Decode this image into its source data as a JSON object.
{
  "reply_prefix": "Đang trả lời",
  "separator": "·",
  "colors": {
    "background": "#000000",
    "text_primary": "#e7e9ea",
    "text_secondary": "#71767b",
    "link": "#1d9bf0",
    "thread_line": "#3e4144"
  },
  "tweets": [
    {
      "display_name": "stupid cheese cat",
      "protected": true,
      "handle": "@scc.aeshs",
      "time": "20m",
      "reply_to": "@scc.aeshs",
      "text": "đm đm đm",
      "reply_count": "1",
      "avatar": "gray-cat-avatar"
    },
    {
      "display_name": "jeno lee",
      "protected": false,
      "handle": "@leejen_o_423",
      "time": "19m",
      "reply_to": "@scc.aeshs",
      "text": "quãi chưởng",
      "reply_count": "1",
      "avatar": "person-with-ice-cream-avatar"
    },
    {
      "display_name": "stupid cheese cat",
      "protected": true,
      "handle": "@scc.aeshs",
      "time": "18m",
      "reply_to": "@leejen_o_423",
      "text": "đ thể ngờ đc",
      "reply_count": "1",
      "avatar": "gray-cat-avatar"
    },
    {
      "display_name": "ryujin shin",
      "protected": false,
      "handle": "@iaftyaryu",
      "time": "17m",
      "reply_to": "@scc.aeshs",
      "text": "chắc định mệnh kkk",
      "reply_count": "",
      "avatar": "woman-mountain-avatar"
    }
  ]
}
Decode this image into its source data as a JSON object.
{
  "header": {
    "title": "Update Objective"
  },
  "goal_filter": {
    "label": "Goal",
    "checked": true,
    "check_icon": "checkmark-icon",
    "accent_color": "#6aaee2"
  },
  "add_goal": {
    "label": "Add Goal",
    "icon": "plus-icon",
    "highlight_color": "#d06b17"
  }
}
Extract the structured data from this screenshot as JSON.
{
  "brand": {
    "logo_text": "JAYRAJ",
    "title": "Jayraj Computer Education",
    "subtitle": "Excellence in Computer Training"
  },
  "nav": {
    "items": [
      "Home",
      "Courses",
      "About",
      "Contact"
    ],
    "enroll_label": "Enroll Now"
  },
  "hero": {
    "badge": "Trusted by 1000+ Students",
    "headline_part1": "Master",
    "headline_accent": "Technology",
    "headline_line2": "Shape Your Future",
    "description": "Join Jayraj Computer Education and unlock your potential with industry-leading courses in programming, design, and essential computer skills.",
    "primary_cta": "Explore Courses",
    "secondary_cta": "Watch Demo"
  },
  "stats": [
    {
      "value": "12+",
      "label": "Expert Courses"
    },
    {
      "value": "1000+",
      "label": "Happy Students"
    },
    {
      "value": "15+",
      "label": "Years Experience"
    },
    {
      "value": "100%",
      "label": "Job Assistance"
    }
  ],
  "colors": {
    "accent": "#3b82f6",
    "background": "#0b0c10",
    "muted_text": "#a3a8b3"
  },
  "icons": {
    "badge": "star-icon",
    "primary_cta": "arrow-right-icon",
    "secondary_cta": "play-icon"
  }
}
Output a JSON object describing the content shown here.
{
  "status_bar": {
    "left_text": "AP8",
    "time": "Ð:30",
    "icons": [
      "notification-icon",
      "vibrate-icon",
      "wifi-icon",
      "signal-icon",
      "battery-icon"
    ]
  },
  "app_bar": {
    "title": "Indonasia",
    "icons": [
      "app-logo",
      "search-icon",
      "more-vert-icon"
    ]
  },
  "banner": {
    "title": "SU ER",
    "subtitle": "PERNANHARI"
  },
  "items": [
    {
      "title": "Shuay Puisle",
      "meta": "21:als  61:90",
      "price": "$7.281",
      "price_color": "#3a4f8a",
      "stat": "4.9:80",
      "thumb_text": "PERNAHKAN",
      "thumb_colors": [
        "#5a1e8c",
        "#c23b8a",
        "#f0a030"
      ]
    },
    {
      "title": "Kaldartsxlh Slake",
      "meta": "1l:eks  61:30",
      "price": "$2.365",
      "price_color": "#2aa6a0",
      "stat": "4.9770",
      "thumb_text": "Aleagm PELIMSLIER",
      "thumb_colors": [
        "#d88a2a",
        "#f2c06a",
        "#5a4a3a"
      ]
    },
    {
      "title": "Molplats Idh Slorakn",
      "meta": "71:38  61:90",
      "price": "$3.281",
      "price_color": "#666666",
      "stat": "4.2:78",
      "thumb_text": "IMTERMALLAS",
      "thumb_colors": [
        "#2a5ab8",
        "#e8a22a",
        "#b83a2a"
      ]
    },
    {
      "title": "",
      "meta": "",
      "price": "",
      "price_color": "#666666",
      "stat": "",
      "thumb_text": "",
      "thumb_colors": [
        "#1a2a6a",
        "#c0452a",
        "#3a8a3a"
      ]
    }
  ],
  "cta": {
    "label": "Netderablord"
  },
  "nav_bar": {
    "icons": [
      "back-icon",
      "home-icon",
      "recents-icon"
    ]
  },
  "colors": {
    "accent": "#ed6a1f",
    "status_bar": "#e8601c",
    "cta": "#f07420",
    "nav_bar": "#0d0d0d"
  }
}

- _TASK INSTRUCTIONS_:
Tally the lines containing "subtitle". Provide the number without any other words.

- _SOLUTION FOR THIS PROBLEM_:
2